Repeat each line of the material below exactly as it appears, minus any pictures.

● GIVEN RECORDS

━━━━━━━━

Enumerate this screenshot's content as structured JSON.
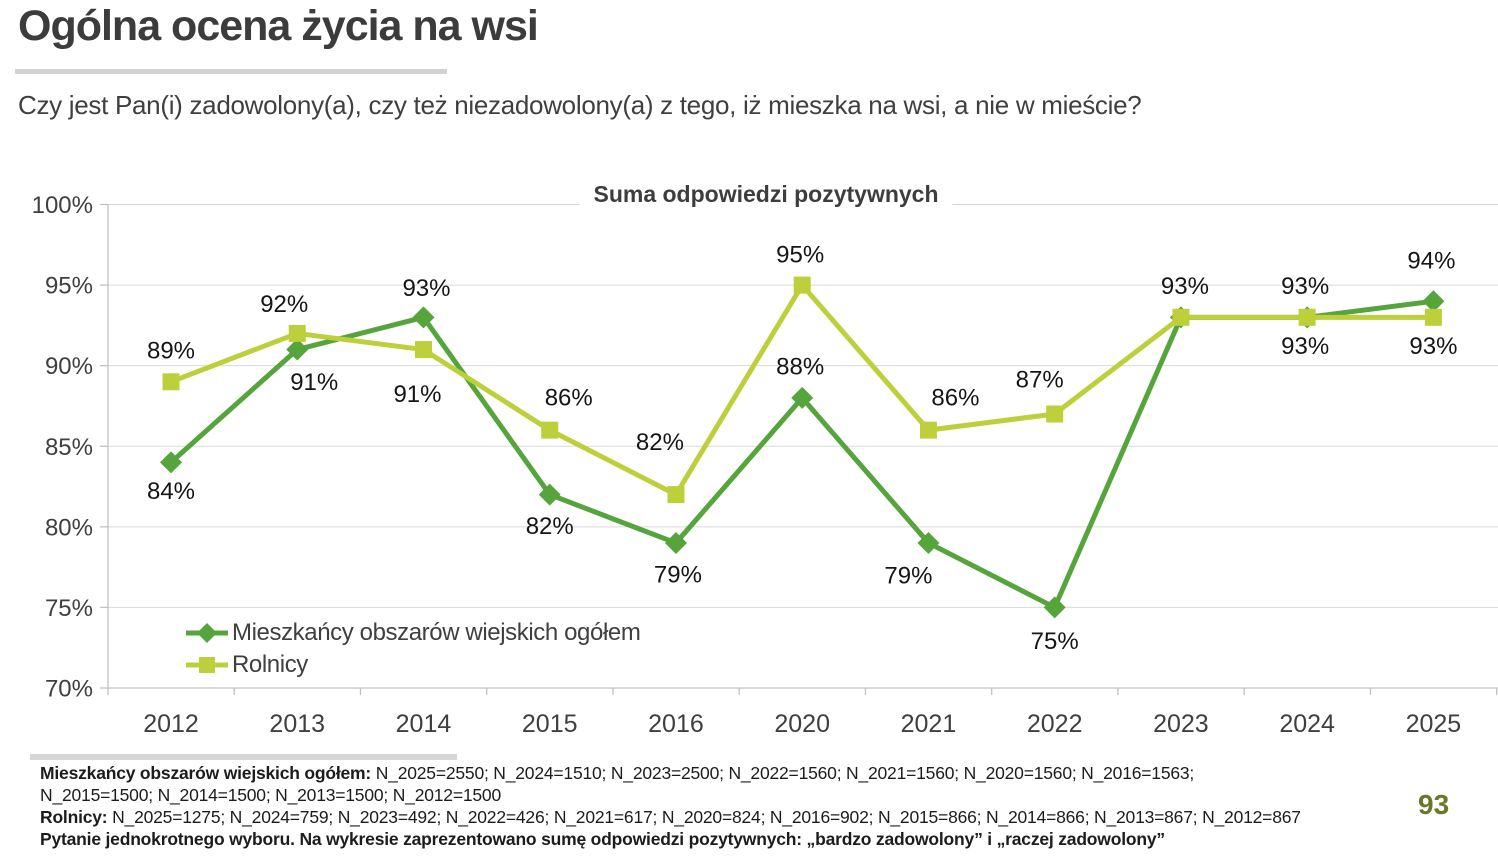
{
  "page": {
    "title": "Ogólna ocena życia na wsi",
    "question": "Czy jest Pan(i) zadowolony(a), czy też niezadowolony(a) z tego, iż mieszka na wsi, a nie w mieście?",
    "page_number": "93"
  },
  "footnotes": {
    "line1_label": "Mieszkańcy obszarów wiejskich ogółem:",
    "line1_text": "N_2025=2550; N_2024=1510; N_2023=2500; N_2022=1560; N_2021=1560; N_2020=1560; N_2016=1563;",
    "line2_text": "N_2015=1500; N_2014=1500; N_2013=1500; N_2012=1500",
    "line3_label": "Rolnicy:",
    "line3_text": "N_2025=1275; N_2024=759; N_2023=492; N_2022=426; N_2021=617; N_2020=824; N_2016=902; N_2015=866; N_2014=866; N_2013=867; N_2012=867",
    "line4_text": "Pytanie jednokrotnego wyboru. Na wykresie zaprezentowano sumę odpowiedzi pozytywnych: „bardzo zadowolony” i „raczej zadowolony”"
  },
  "colors": {
    "accent_green": "#55A43C",
    "accent_yellow_green": "#BDD03C",
    "gridline": "#D9D9D9",
    "axis": "#C2C2C2",
    "text_dark": "#3F3F3F",
    "data_label": "#151515",
    "page_number": "#6C7628",
    "divider": "#D6D6D6"
  },
  "chart_data": {
    "type": "line",
    "title": "Suma odpowiedzi pozytywnych",
    "categories": [
      "2012",
      "2013",
      "2014",
      "2015",
      "2016",
      "2020",
      "2021",
      "2022",
      "2023",
      "2024",
      "2025"
    ],
    "value_suffix": "%",
    "ylim": [
      70,
      100
    ],
    "ytick_step": 5,
    "grid": true,
    "legend_position": "bottom-left-inside",
    "series": [
      {
        "name": "Mieszkańcy obszarów wiejskich ogółem",
        "slug": "mieszkancy-ogolem",
        "marker": "diamond",
        "color": "#55A43C",
        "values": [
          84,
          91,
          93,
          82,
          79,
          88,
          79,
          75,
          93,
          93,
          94
        ],
        "labels": [
          {
            "text": "84%",
            "dx": 0,
            "dy": 29
          },
          {
            "text": "91%",
            "dx": 17,
            "dy": 33
          },
          {
            "text": "93%",
            "dx": 3,
            "dy": -29
          },
          {
            "text": "82%",
            "dx": 0,
            "dy": 32
          },
          {
            "text": "79%",
            "dx": 2,
            "dy": 32
          },
          {
            "text": "88%",
            "dx": -2,
            "dy": -31
          },
          {
            "text": "79%",
            "dx": -20,
            "dy": 33
          },
          {
            "text": "75%",
            "dx": 0,
            "dy": 34
          },
          {
            "text": "93%",
            "dx": 4,
            "dy": -31
          },
          {
            "text": "93%",
            "dx": -2,
            "dy": -31
          },
          {
            "text": "94%",
            "dx": -2,
            "dy": -40
          }
        ]
      },
      {
        "name": "Rolnicy",
        "slug": "rolnicy",
        "marker": "square",
        "color": "#BDD03C",
        "values": [
          89,
          92,
          91,
          86,
          82,
          95,
          86,
          87,
          93,
          93,
          93
        ],
        "labels": [
          {
            "text": "89%",
            "dx": 0,
            "dy": -31
          },
          {
            "text": "92%",
            "dx": -13,
            "dy": -29
          },
          {
            "text": "91%",
            "dx": -6,
            "dy": 45
          },
          {
            "text": "86%",
            "dx": 19,
            "dy": -32
          },
          {
            "text": "82%",
            "dx": -16,
            "dy": -52
          },
          {
            "text": "95%",
            "dx": -2,
            "dy": -30
          },
          {
            "text": "86%",
            "dx": 27,
            "dy": -32
          },
          {
            "text": "87%",
            "dx": -15,
            "dy": -34
          },
          {
            "text": "93%",
            "dx": 0,
            "dy": -31,
            "show": false
          },
          {
            "text": "93%",
            "dx": -2,
            "dy": 29
          },
          {
            "text": "93%",
            "dx": 0,
            "dy": 29
          }
        ]
      }
    ]
  }
}
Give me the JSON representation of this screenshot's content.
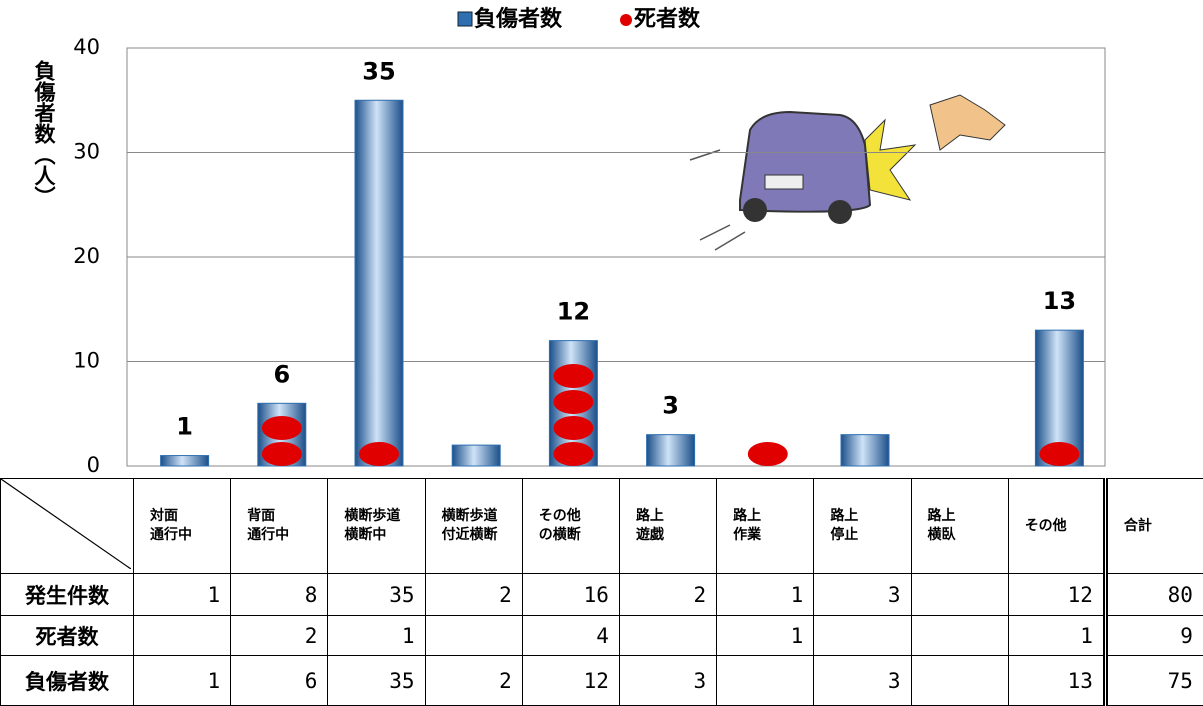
{
  "chart_data": {
    "type": "bar",
    "ylabel": "負傷者数（人）",
    "ylim": [
      0,
      40
    ],
    "yticks": [
      0,
      10,
      20,
      30,
      40
    ],
    "grid": true,
    "categories": [
      "対面\n通行中",
      "背面\n通行中",
      "横断歩道\n横断中",
      "横断歩道\n付近横断",
      "その他\nの横断",
      "路上\n遊戯",
      "路上\n作業",
      "路上\n停止",
      "路上\n横臥",
      "その他"
    ],
    "total_label": "合計",
    "incidents": {
      "name": "発生件数",
      "values": [
        1,
        8,
        35,
        2,
        16,
        2,
        1,
        3,
        null,
        12
      ],
      "total": 80
    },
    "series": [
      {
        "name": "負傷者数",
        "color": "#2f6fb0",
        "values": [
          1,
          6,
          35,
          2,
          12,
          3,
          null,
          3,
          null,
          13
        ],
        "value_labels": [
          "1",
          "6",
          "35",
          null,
          "12",
          "3",
          null,
          null,
          null,
          "13"
        ],
        "total": 75
      },
      {
        "name": "死者数",
        "color": "#e00000",
        "type": "dots",
        "values": [
          null,
          2,
          1,
          null,
          4,
          null,
          1,
          null,
          null,
          1
        ],
        "total": 9
      }
    ]
  }
}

━━━━━━━━

● WRITTEN SOLUTION
Enumerate this screenshot's content as structured JSON.
{
  "page": {
    "title": "Ogólna ocena życia na wsi",
    "question": "Czy jest Pan(i) zadowolony(a), czy też niezadowolony(a) z tego, iż mieszka na wsi, a nie w mieście?",
    "page_number": "93"
  },
  "footnotes": {
    "line1_label": "Mieszkańcy obszarów wiejskich ogółem:",
    "line1_text": "N_2025=2550; N_2024=1510; N_2023=2500; N_2022=1560; N_2021=1560; N_2020=1560; N_2016=1563;",
    "line2_text": "N_2015=1500; N_2014=1500; N_2013=1500; N_2012=1500",
    "line3_label": "Rolnicy:",
    "line3_text": "N_2025=1275; N_2024=759; N_2023=492; N_2022=426; N_2021=617; N_2020=824; N_2016=902; N_2015=866; N_2014=866; N_2013=867; N_2012=867",
    "line4_text": "Pytanie jednokrotnego wyboru. Na wykresie zaprezentowano sumę odpowiedzi pozytywnych: „bardzo zadowolony” i „raczej zadowolony”"
  },
  "colors": {
    "accent_green": "#55A43C",
    "accent_yellow_green": "#BDD03C",
    "gridline": "#D9D9D9",
    "axis": "#C2C2C2",
    "text_dark": "#3F3F3F",
    "data_label": "#151515",
    "page_number": "#6C7628",
    "divider": "#D6D6D6"
  },
  "chart_data": {
    "type": "line",
    "title": "Suma odpowiedzi pozytywnych",
    "categories": [
      "2012",
      "2013",
      "2014",
      "2015",
      "2016",
      "2020",
      "2021",
      "2022",
      "2023",
      "2024",
      "2025"
    ],
    "value_suffix": "%",
    "ylim": [
      70,
      100
    ],
    "ytick_step": 5,
    "grid": true,
    "legend_position": "bottom-left-inside",
    "series": [
      {
        "name": "Mieszkańcy obszarów wiejskich ogółem",
        "slug": "mieszkancy-ogolem",
        "marker": "diamond",
        "color": "#55A43C",
        "values": [
          84,
          91,
          93,
          82,
          79,
          88,
          79,
          75,
          93,
          93,
          94
        ],
        "labels": [
          {
            "text": "84%",
            "dx": 0,
            "dy": 29
          },
          {
            "text": "91%",
            "dx": 17,
            "dy": 33
          },
          {
            "text": "93%",
            "dx": 3,
            "dy": -29
          },
          {
            "text": "82%",
            "dx": 0,
            "dy": 32
          },
          {
            "text": "79%",
            "dx": 2,
            "dy": 32
          },
          {
            "text": "88%",
            "dx": -2,
            "dy": -31
          },
          {
            "text": "79%",
            "dx": -20,
            "dy": 33
          },
          {
            "text": "75%",
            "dx": 0,
            "dy": 34
          },
          {
            "text": "93%",
            "dx": 4,
            "dy": -31
          },
          {
            "text": "93%",
            "dx": -2,
            "dy": -31
          },
          {
            "text": "94%",
            "dx": -2,
            "dy": -40
          }
        ]
      },
      {
        "name": "Rolnicy",
        "slug": "rolnicy",
        "marker": "square",
        "color": "#BDD03C",
        "values": [
          89,
          92,
          91,
          86,
          82,
          95,
          86,
          87,
          93,
          93,
          93
        ],
        "labels": [
          {
            "text": "89%",
            "dx": 0,
            "dy": -31
          },
          {
            "text": "92%",
            "dx": -13,
            "dy": -29
          },
          {
            "text": "91%",
            "dx": -6,
            "dy": 45
          },
          {
            "text": "86%",
            "dx": 19,
            "dy": -32
          },
          {
            "text": "82%",
            "dx": -16,
            "dy": -52
          },
          {
            "text": "95%",
            "dx": -2,
            "dy": -30
          },
          {
            "text": "86%",
            "dx": 27,
            "dy": -32
          },
          {
            "text": "87%",
            "dx": -15,
            "dy": -34
          },
          {
            "text": "93%",
            "dx": 0,
            "dy": -31,
            "show": false
          },
          {
            "text": "93%",
            "dx": -2,
            "dy": 29
          },
          {
            "text": "93%",
            "dx": 0,
            "dy": 29
          }
        ]
      }
    ]
  }
}
Give me the JSON representation of this screenshot's content.
{
  "chart_data": {
    "type": "bar",
    "ylabel": "負傷者数（人）",
    "ylim": [
      0,
      40
    ],
    "yticks": [
      0,
      10,
      20,
      30,
      40
    ],
    "grid": true,
    "categories": [
      "対面\n通行中",
      "背面\n通行中",
      "横断歩道\n横断中",
      "横断歩道\n付近横断",
      "その他\nの横断",
      "路上\n遊戯",
      "路上\n作業",
      "路上\n停止",
      "路上\n横臥",
      "その他"
    ],
    "total_label": "合計",
    "incidents": {
      "name": "発生件数",
      "values": [
        1,
        8,
        35,
        2,
        16,
        2,
        1,
        3,
        null,
        12
      ],
      "total": 80
    },
    "series": [
      {
        "name": "負傷者数",
        "color": "#2f6fb0",
        "values": [
          1,
          6,
          35,
          2,
          12,
          3,
          null,
          3,
          null,
          13
        ],
        "value_labels": [
          "1",
          "6",
          "35",
          null,
          "12",
          "3",
          null,
          null,
          null,
          "13"
        ],
        "total": 75
      },
      {
        "name": "死者数",
        "color": "#e00000",
        "type": "dots",
        "values": [
          null,
          2,
          1,
          null,
          4,
          null,
          1,
          null,
          null,
          1
        ],
        "total": 9
      }
    ]
  }
}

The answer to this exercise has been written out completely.